## BEGIN Dataset records

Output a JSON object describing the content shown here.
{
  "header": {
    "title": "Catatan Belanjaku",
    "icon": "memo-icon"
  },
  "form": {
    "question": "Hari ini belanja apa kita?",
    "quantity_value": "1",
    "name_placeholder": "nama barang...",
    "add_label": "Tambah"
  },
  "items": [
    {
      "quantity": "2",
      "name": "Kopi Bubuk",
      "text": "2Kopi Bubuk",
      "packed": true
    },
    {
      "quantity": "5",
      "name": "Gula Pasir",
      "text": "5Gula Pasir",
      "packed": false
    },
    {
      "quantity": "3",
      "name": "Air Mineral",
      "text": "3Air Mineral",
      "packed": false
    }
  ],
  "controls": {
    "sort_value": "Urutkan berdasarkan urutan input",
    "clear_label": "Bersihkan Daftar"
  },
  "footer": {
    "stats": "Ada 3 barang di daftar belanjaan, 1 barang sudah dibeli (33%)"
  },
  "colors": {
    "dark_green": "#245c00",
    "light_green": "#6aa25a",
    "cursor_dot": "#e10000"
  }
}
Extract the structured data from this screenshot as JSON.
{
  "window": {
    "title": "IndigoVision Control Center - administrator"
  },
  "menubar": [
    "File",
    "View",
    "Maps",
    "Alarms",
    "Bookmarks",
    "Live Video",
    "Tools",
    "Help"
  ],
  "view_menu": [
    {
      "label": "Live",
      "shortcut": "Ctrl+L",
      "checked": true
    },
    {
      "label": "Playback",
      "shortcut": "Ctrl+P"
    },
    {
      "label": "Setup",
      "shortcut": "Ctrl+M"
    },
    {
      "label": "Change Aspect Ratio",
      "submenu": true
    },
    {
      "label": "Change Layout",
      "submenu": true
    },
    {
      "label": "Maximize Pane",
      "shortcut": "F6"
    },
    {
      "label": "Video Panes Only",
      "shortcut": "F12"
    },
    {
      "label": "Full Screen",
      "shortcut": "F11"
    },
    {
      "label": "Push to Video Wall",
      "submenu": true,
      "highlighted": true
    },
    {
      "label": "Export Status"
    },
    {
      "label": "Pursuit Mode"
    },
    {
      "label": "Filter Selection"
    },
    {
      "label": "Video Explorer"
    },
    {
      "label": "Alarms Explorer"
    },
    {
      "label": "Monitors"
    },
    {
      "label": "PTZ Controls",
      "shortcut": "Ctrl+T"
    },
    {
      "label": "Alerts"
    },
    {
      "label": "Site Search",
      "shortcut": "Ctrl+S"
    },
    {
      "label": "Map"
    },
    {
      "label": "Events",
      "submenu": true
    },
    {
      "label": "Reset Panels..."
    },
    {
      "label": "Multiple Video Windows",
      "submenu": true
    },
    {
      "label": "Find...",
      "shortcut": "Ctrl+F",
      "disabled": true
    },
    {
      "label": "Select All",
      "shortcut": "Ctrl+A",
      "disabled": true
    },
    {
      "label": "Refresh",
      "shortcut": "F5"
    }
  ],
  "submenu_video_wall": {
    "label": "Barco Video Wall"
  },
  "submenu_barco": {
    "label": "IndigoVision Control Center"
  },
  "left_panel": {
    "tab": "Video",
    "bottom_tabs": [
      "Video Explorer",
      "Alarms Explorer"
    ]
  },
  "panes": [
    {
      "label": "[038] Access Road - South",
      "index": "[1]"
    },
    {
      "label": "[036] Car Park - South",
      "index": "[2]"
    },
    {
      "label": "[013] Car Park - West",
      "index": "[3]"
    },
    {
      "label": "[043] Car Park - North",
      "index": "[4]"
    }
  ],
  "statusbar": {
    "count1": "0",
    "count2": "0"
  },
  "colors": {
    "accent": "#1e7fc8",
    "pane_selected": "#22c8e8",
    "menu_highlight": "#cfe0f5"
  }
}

## END Dataset records

Set problem: Above are some records; repeat all of them exactly.

Exercise solution:
Output a JSON object describing the content shown here.
{
  "header": {
    "title": "Catatan Belanjaku",
    "icon": "memo-icon"
  },
  "form": {
    "question": "Hari ini belanja apa kita?",
    "quantity_value": "1",
    "name_placeholder": "nama barang...",
    "add_label": "Tambah"
  },
  "items": [
    {
      "quantity": "2",
      "name": "Kopi Bubuk",
      "text": "2Kopi Bubuk",
      "packed": true
    },
    {
      "quantity": "5",
      "name": "Gula Pasir",
      "text": "5Gula Pasir",
      "packed": false
    },
    {
      "quantity": "3",
      "name": "Air Mineral",
      "text": "3Air Mineral",
      "packed": false
    }
  ],
  "controls": {
    "sort_value": "Urutkan berdasarkan urutan input",
    "clear_label": "Bersihkan Daftar"
  },
  "footer": {
    "stats": "Ada 3 barang di daftar belanjaan, 1 barang sudah dibeli (33%)"
  },
  "colors": {
    "dark_green": "#245c00",
    "light_green": "#6aa25a",
    "cursor_dot": "#e10000"
  }
}
Extract the structured data from this screenshot as JSON.
{
  "window": {
    "title": "IndigoVision Control Center - administrator"
  },
  "menubar": [
    "File",
    "View",
    "Maps",
    "Alarms",
    "Bookmarks",
    "Live Video",
    "Tools",
    "Help"
  ],
  "view_menu": [
    {
      "label": "Live",
      "shortcut": "Ctrl+L",
      "checked": true
    },
    {
      "label": "Playback",
      "shortcut": "Ctrl+P"
    },
    {
      "label": "Setup",
      "shortcut": "Ctrl+M"
    },
    {
      "label": "Change Aspect Ratio",
      "submenu": true
    },
    {
      "label": "Change Layout",
      "submenu": true
    },
    {
      "label": "Maximize Pane",
      "shortcut": "F6"
    },
    {
      "label": "Video Panes Only",
      "shortcut": "F12"
    },
    {
      "label": "Full Screen",
      "shortcut": "F11"
    },
    {
      "label": "Push to Video Wall",
      "submenu": true,
      "highlighted": true
    },
    {
      "label": "Export Status"
    },
    {
      "label": "Pursuit Mode"
    },
    {
      "label": "Filter Selection"
    },
    {
      "label": "Video Explorer"
    },
    {
      "label": "Alarms Explorer"
    },
    {
      "label": "Monitors"
    },
    {
      "label": "PTZ Controls",
      "shortcut": "Ctrl+T"
    },
    {
      "label": "Alerts"
    },
    {
      "label": "Site Search",
      "shortcut": "Ctrl+S"
    },
    {
      "label": "Map"
    },
    {
      "label": "Events",
      "submenu": true
    },
    {
      "label": "Reset Panels..."
    },
    {
      "label": "Multiple Video Windows",
      "submenu": true
    },
    {
      "label": "Find...",
      "shortcut": "Ctrl+F",
      "disabled": true
    },
    {
      "label": "Select All",
      "shortcut": "Ctrl+A",
      "disabled": true
    },
    {
      "label": "Refresh",
      "shortcut": "F5"
    }
  ],
  "submenu_video_wall": {
    "label": "Barco Video Wall"
  },
  "submenu_barco": {
    "label": "IndigoVision Control Center"
  },
  "left_panel": {
    "tab": "Video",
    "bottom_tabs": [
      "Video Explorer",
      "Alarms Explorer"
    ]
  },
  "panes": [
    {
      "label": "[038] Access Road - South",
      "index": "[1]"
    },
    {
      "label": "[036] Car Park - South",
      "index": "[2]"
    },
    {
      "label": "[013] Car Park - West",
      "index": "[3]"
    },
    {
      "label": "[043] Car Park - North",
      "index": "[4]"
    }
  ],
  "statusbar": {
    "count1": "0",
    "count2": "0"
  },
  "colors": {
    "accent": "#1e7fc8",
    "pane_selected": "#22c8e8",
    "menu_highlight": "#cfe0f5"
  }
}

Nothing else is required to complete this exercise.